> OBJECTIVE: Set down all of the data that follows word for word, without the images.

> RECORDS FOR THE EXERCISE:
________________________
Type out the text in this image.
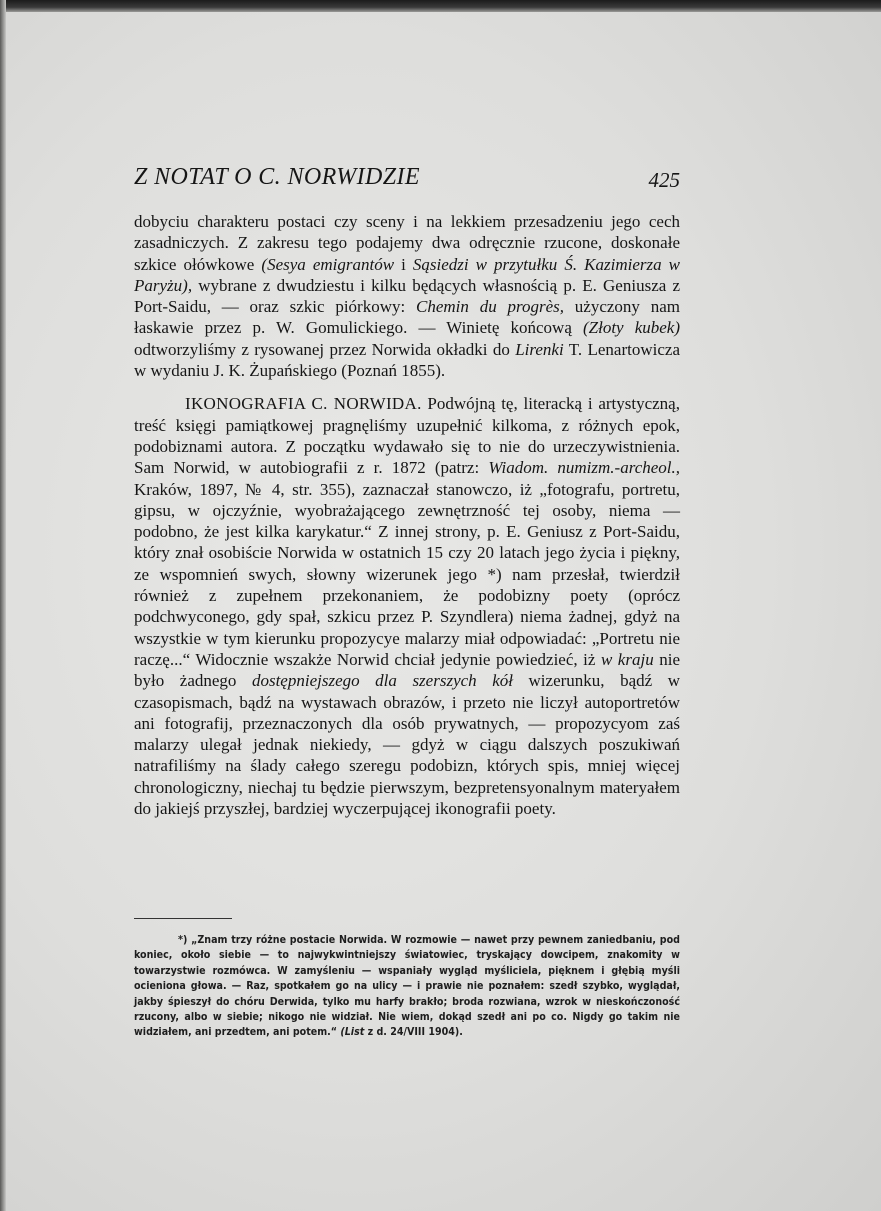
Z NOTAT O C. NORWIDZIE	425

dobyciu charakteru postaci czy sceny i na lekkiem przesadzeniu jego cech zasadniczych. Z zakresu tego podajemy dwa odręcznie rzucone, doskonałe szkice ołówkowe (Sesya emigrantów i Sąsiedzi w przytułku Ś. Kazimierza w Paryżu), wybrane z dwudziestu i kilku będących własnością p. E. Geniusza z Port-Saidu, — oraz szkic piórkowy: Chemin du progrès, użyczony nam łaskawie przez p. W. Gomulickiego. — Winietę końcową (Złoty kubek) odtworzyliśmy z rysowanej przez Norwida okładki do Lirenki T. Lenartowicza w wydaniu J. K. Żupańskiego (Poznań 1855).

IKONOGRAFIA C. NORWIDA. Podwójną tę, literacką i artystyczną, treść księgi pamiątkowej pragnęliśmy uzupełnić kilkoma, z różnych epok, podobiznami autora. Z początku wydawało się to nie do urzeczywistnienia. Sam Norwid, w autobiografii z r. 1872 (patrz: Wiadom. numizm.-archeol., Kraków, 1897, № 4, str. 355), zaznaczał stanowczo, iż „fotografu, portretu, gipsu, w ojczyźnie, wyobrażającego zewnętrzność tej osoby, niema — podobno, że jest kilka karykatur.“ Z innej strony, p. E. Geniusz z Port-Saidu, który znał osobiście Norwida w ostatnich 15 czy 20 latach jego życia i piękny, ze wspomnień swych, słowny wizerunek jego *) nam przesłał, twierdził również z zupełnem przekonaniem, że podobizny poety (oprócz podchwyconego, gdy spał, szkicu przez P. Szyndlera) niema żadnej, gdyż na wszystkie w tym kierunku propozycye malarzy miał odpowiadać: „Portretu nie raczę...“ Widocznie wszakże Norwid chciał jedynie powiedzieć, iż w kraju nie było żadnego dostępniejszego dla szerszych kół wizerunku, bądź w czasopismach, bądź na wystawach obrazów, i przeto nie liczył autoportretów ani fotografij, przeznaczonych dla osób prywatnych, — propozycyom zaś malarzy ulegał jednak niekiedy, — gdyż w ciągu dalszych poszukiwań natrafiliśmy na ślady całego szeregu podobizn, których spis, mniej więcej chronologiczny, niechaj tu będzie pierwszym, bezpretensyonalnym materyałem do jakiejś przyszłej, bardziej wyczerpującej ikonografii poety.

*) „Znam trzy różne postacie Norwida. W rozmowie — nawet przy pewnem zaniedbaniu, pod koniec, około siebie — to najwykwintniejszy światowiec, tryskający dowcipem, znakomity w towarzystwie rozmówca. W zamyśleniu — wspaniały wygląd myśliciela, pięknem i głębią myśli ocieniona głowa. — Raz, spotkałem go na ulicy — i prawie nie poznałem: szedł szybko, wyglądał, jakby śpieszył do chóru Derwida, tylko mu harfy brakło; broda rozwiana, wzrok w nieskończoność rzucony, albo w siebie; nikogo nie widział. Nie wiem, dokąd szedł ani po co. Nigdy go takim nie widziałem, ani przedtem, ani potem.“ (List z d. 24/VIII 1904).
________________________
> ANSWER TO THIS PROBLEM:
Type out the text in this image.
Z NOTAT O C. NORWIDZIE	425

dobyciu charakteru postaci czy sceny i na lekkiem przesadzeniu jego cech zasadniczych. Z zakresu tego podajemy dwa odręcznie rzucone, doskonałe szkice ołówkowe (Sesya emigrantów i Sąsiedzi w przytułku Ś. Kazimierza w Paryżu), wybrane z dwudziestu i kilku będących własnością p. E. Geniusza z Port-Saidu, — oraz szkic piórkowy: Chemin du progrès, użyczony nam łaskawie przez p. W. Gomulickiego. — Winietę końcową (Złoty kubek) odtworzyliśmy z rysowanej przez Norwida okładki do Lirenki T. Lenartowicza w wydaniu J. K. Żupańskiego (Poznań 1855).

IKONOGRAFIA C. NORWIDA. Podwójną tę, literacką i artystyczną, treść księgi pamiątkowej pragnęliśmy uzupełnić kilkoma, z różnych epok, podobiznami autora. Z początku wydawało się to nie do urzeczywistnienia. Sam Norwid, w autobiografii z r. 1872 (patrz: Wiadom. numizm.-archeol., Kraków, 1897, № 4, str. 355), zaznaczał stanowczo, iż „fotografu, portretu, gipsu, w ojczyźnie, wyobrażającego zewnętrzność tej osoby, niema — podobno, że jest kilka karykatur.“ Z innej strony, p. E. Geniusz z Port-Saidu, który znał osobiście Norwida w ostatnich 15 czy 20 latach jego życia i piękny, ze wspomnień swych, słowny wizerunek jego *) nam przesłał, twierdził również z zupełnem przekonaniem, że podobizny poety (oprócz podchwyconego, gdy spał, szkicu przez P. Szyndlera) niema żadnej, gdyż na wszystkie w tym kierunku propozycye malarzy miał odpowiadać: „Portretu nie raczę...“ Widocznie wszakże Norwid chciał jedynie powiedzieć, iż w kraju nie było żadnego dostępniejszego dla szerszych kół wizerunku, bądź w czasopismach, bądź na wystawach obrazów, i przeto nie liczył autoportretów ani fotografij, przeznaczonych dla osób prywatnych, — propozycyom zaś malarzy ulegał jednak niekiedy, — gdyż w ciągu dalszych poszukiwań natrafiliśmy na ślady całego szeregu podobizn, których spis, mniej więcej chronologiczny, niechaj tu będzie pierwszym, bezpretensyonalnym materyałem do jakiejś przyszłej, bardziej wyczerpującej ikonografii poety.

*) „Znam trzy różne postacie Norwida. W rozmowie — nawet przy pewnem zaniedbaniu, pod koniec, około siebie — to najwykwintniejszy światowiec, tryskający dowcipem, znakomity w towarzystwie rozmówca. W zamyśleniu — wspaniały wygląd myśliciela, pięknem i głębią myśli ocieniona głowa. — Raz, spotkałem go na ulicy — i prawie nie poznałem: szedł szybko, wyglądał, jakby śpieszył do chóru Derwida, tylko mu harfy brakło; broda rozwiana, wzrok w nieskończoność rzucony, albo w siebie; nikogo nie widział. Nie wiem, dokąd szedł ani po co. Nigdy go takim nie widziałem, ani przedtem, ani potem.“ (List z d. 24/VIII 1904).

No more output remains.